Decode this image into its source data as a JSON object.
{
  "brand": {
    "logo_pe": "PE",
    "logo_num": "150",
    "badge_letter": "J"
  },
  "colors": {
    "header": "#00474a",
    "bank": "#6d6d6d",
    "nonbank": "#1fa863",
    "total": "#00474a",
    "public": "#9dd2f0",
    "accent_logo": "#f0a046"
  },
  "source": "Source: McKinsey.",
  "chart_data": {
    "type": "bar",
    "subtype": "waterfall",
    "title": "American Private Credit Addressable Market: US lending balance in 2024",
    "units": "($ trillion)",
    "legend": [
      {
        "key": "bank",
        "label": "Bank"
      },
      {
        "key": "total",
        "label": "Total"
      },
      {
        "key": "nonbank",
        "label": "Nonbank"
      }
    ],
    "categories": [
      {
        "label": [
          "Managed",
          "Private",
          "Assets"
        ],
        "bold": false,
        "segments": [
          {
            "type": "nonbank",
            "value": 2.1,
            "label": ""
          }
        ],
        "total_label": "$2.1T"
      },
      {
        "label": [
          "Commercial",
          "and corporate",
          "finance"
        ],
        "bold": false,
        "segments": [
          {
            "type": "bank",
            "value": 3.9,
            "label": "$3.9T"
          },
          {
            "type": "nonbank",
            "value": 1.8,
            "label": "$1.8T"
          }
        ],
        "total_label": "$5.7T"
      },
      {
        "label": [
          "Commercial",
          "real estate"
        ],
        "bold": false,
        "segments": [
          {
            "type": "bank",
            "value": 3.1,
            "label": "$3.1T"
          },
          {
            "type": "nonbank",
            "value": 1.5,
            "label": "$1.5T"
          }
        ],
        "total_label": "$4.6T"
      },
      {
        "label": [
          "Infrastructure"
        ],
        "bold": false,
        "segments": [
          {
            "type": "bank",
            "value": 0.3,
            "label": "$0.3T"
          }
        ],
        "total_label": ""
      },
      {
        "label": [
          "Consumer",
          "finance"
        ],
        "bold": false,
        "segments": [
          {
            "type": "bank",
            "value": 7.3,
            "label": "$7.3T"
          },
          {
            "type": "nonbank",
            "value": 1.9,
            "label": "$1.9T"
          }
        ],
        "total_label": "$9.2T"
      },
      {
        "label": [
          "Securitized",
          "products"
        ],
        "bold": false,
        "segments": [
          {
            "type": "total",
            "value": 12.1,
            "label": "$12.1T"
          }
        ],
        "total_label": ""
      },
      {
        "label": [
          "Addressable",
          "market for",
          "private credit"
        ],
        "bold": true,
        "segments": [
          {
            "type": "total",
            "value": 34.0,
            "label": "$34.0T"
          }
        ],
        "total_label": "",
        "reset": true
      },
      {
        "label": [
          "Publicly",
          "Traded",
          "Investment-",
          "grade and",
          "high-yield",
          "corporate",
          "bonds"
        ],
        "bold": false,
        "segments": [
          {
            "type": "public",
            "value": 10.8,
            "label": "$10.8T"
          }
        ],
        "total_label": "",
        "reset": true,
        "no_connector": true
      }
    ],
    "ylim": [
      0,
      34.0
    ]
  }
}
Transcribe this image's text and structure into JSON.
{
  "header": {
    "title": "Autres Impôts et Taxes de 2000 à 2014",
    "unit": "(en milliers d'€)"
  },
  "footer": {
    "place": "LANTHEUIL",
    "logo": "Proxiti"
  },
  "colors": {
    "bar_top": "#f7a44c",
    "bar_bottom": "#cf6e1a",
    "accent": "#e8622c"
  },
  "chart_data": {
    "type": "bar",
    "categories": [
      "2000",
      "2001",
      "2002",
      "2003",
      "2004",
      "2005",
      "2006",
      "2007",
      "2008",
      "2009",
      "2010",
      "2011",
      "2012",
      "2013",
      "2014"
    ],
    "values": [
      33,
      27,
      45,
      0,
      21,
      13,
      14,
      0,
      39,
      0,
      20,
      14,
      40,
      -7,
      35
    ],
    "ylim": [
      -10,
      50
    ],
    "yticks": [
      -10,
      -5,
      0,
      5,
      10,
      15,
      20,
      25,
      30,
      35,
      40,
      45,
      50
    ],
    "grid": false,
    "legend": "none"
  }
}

▶ [Prompt]:
Every line from the one containing "Transcribe this image's" through the last line of the entries must be written out verbatim, and no other line.

▶ [Finished exercise]:
Transcribe this image's text and structure into JSON.
{
  "header": {
    "title": "Autres Impôts et Taxes de 2000 à 2014",
    "unit": "(en milliers d'€)"
  },
  "footer": {
    "place": "LANTHEUIL",
    "logo": "Proxiti"
  },
  "colors": {
    "bar_top": "#f7a44c",
    "bar_bottom": "#cf6e1a",
    "accent": "#e8622c"
  },
  "chart_data": {
    "type": "bar",
    "categories": [
      "2000",
      "2001",
      "2002",
      "2003",
      "2004",
      "2005",
      "2006",
      "2007",
      "2008",
      "2009",
      "2010",
      "2011",
      "2012",
      "2013",
      "2014"
    ],
    "values": [
      33,
      27,
      45,
      0,
      21,
      13,
      14,
      0,
      39,
      0,
      20,
      14,
      40,
      -7,
      35
    ],
    "ylim": [
      -10,
      50
    ],
    "yticks": [
      -10,
      -5,
      0,
      5,
      10,
      15,
      20,
      25,
      30,
      35,
      40,
      45,
      50
    ],
    "grid": false,
    "legend": "none"
  }
}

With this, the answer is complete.